* _Your task_
Show, in full, each line of the data that contains "JSON".

* _Extracted information_
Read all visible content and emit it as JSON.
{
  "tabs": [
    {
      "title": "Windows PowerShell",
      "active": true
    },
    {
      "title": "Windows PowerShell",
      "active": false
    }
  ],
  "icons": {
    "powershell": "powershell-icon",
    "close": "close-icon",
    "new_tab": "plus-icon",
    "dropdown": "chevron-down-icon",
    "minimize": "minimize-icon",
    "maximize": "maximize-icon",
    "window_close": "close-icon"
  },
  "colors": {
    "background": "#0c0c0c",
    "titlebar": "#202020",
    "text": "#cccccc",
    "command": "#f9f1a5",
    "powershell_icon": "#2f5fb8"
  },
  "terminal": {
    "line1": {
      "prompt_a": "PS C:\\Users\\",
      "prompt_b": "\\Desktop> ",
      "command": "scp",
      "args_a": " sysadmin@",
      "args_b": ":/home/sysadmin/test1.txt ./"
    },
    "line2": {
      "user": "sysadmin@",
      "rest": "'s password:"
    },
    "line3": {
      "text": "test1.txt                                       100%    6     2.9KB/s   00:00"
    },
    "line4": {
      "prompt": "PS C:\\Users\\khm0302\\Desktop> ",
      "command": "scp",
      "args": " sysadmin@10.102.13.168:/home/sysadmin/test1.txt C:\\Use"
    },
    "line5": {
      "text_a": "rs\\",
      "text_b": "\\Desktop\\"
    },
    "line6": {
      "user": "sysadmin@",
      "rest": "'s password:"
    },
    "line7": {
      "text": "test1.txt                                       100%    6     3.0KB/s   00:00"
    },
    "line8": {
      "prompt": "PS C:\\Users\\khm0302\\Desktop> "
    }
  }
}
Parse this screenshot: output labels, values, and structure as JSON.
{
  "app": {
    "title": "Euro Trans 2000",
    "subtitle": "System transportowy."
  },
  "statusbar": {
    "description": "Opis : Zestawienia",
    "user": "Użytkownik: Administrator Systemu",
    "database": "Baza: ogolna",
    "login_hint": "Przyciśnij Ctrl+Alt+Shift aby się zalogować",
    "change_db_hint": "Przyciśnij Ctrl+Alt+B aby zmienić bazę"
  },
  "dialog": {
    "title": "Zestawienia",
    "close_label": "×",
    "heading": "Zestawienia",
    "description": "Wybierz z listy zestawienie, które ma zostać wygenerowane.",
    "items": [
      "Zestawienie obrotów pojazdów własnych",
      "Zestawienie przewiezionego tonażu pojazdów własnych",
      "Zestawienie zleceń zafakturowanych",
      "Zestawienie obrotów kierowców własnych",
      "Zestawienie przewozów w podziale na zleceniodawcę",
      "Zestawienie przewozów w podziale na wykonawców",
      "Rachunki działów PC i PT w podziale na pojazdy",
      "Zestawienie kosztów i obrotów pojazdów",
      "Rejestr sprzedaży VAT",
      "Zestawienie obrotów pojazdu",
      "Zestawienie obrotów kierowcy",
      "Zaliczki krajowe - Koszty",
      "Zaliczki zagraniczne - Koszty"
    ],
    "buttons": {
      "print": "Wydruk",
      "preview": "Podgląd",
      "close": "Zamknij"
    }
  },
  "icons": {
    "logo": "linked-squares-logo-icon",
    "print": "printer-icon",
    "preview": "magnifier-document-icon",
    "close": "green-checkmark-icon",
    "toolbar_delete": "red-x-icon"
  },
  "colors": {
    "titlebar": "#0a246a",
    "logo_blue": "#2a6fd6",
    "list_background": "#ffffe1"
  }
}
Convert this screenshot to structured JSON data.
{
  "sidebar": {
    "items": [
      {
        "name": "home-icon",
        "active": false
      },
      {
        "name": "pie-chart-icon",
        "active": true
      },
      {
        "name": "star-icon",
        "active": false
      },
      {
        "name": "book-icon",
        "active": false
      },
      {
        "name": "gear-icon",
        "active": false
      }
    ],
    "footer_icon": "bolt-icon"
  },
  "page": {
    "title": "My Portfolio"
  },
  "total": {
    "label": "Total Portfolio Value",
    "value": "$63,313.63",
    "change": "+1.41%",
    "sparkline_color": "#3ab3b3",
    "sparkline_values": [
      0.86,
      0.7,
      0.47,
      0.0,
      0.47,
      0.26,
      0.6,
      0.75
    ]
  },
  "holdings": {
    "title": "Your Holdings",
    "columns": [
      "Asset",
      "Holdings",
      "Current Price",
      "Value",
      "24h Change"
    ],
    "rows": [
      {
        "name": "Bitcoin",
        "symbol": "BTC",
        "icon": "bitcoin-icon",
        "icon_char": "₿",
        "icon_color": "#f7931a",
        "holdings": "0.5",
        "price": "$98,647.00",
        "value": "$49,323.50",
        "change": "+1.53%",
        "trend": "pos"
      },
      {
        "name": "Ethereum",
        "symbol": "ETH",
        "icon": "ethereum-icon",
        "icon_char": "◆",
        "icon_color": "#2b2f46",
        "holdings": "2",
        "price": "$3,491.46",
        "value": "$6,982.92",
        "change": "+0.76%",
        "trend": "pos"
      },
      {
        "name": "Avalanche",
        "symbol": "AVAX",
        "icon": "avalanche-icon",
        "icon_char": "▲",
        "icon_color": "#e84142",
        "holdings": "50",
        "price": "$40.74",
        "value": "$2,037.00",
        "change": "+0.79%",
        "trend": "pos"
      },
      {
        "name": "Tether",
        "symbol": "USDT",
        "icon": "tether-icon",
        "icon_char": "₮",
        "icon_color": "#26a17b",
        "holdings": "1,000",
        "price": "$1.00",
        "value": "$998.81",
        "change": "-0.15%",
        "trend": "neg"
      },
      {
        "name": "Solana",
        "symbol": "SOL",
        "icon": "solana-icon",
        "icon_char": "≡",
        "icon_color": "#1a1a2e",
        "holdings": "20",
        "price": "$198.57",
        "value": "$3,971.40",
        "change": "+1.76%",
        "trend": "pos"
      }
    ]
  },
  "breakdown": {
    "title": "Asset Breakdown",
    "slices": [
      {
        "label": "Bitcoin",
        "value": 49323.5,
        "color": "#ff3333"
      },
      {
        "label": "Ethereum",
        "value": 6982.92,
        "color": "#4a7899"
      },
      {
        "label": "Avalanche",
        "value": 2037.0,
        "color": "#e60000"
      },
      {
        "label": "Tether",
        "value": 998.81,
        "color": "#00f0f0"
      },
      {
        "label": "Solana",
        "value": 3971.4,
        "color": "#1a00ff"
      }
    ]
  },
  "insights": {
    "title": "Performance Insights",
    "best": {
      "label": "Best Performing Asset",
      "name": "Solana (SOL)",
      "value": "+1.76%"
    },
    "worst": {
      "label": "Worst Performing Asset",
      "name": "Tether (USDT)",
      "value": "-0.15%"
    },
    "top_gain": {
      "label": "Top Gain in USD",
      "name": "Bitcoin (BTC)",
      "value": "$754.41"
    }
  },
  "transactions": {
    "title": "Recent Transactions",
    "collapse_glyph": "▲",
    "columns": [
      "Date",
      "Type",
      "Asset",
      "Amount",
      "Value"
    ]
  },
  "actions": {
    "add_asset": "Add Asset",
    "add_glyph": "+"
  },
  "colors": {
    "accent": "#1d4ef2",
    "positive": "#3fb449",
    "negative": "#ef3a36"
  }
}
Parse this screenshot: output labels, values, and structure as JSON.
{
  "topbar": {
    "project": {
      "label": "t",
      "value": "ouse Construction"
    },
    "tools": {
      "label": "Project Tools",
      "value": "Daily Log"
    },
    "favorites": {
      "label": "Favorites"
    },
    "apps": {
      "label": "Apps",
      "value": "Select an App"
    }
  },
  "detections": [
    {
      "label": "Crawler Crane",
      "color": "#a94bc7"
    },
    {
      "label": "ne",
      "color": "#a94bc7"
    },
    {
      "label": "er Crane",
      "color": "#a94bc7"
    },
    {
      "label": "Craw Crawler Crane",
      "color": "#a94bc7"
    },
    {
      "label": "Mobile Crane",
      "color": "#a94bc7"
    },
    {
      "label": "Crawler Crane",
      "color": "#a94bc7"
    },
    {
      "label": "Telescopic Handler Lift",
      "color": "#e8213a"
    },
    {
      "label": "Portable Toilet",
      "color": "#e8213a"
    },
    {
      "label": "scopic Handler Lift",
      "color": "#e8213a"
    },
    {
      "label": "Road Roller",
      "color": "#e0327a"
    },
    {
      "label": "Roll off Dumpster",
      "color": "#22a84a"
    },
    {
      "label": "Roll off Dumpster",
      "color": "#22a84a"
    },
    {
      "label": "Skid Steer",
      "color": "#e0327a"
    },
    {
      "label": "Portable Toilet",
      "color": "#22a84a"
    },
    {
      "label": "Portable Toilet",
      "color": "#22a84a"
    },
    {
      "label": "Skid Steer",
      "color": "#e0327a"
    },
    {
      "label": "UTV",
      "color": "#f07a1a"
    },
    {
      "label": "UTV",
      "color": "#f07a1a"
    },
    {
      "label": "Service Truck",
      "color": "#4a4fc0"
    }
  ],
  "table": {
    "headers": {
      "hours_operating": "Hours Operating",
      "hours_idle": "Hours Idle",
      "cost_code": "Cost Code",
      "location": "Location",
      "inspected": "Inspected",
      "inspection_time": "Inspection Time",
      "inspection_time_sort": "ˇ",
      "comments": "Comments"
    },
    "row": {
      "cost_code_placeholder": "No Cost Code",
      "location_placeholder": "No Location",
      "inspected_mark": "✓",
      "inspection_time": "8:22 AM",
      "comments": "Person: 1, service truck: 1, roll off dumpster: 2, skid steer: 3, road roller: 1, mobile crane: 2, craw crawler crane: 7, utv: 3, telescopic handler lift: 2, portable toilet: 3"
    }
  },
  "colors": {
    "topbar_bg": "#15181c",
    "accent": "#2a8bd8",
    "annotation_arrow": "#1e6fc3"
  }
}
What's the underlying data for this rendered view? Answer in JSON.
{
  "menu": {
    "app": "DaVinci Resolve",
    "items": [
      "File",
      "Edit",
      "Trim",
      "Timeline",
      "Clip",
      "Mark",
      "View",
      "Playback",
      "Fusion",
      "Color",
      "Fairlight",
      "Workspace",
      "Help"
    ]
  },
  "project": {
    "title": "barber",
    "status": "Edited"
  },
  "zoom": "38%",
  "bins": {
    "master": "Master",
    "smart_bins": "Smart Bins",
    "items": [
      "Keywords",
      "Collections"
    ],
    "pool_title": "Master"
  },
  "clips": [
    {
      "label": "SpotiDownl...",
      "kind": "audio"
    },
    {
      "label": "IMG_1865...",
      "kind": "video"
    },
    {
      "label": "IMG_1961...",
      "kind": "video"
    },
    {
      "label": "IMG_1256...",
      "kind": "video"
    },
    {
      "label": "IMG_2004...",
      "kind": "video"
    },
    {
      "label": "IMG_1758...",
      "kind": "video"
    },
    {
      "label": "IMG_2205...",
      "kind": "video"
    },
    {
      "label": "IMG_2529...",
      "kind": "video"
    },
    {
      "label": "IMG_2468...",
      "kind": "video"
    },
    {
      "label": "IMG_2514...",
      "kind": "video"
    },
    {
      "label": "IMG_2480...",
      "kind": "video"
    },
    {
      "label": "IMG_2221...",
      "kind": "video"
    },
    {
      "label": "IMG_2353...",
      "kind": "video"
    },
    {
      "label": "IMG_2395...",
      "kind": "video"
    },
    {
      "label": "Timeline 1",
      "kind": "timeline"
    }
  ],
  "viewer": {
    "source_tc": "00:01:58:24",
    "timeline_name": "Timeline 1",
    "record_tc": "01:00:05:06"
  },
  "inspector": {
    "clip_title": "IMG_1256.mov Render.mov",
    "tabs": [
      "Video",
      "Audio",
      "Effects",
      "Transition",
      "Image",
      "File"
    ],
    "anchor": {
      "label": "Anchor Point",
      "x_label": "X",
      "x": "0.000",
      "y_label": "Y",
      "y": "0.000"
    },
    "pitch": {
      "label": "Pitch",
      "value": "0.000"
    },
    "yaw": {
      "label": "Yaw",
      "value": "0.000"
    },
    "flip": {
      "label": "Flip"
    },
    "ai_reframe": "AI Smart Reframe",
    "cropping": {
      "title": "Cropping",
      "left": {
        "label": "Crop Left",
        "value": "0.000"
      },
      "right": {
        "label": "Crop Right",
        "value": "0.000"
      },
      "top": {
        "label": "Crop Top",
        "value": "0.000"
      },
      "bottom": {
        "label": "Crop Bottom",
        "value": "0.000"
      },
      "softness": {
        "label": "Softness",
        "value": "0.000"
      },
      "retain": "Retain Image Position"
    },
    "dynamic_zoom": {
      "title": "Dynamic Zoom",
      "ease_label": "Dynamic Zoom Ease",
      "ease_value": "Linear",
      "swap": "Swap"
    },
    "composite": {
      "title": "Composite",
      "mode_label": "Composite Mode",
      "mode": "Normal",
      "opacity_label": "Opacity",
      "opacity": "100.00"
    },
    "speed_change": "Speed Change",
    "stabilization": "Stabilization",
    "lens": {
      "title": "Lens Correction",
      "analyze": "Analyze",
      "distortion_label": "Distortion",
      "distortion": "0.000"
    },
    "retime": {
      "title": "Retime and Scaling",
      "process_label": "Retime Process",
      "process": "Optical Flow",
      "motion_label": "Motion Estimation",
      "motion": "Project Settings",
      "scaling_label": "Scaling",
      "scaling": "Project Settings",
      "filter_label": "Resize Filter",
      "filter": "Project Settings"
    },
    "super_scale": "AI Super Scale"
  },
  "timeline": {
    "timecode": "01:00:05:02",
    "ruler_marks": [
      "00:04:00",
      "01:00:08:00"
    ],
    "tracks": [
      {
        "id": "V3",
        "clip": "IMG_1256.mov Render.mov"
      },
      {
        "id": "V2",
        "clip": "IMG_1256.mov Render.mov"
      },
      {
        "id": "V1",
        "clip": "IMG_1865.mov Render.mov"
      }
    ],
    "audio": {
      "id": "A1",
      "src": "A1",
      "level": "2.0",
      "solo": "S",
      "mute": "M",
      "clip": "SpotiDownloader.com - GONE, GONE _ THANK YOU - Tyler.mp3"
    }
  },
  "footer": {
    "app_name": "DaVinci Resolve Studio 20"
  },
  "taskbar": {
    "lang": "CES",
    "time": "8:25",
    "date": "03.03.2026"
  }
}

* _Exercise solution_
Read all visible content and emit it as JSON.
Parse this screenshot: output labels, values, and structure as JSON.
Convert this screenshot to structured JSON data.
Parse this screenshot: output labels, values, and structure as JSON.
What's the underlying data for this rendered view? Answer in JSON.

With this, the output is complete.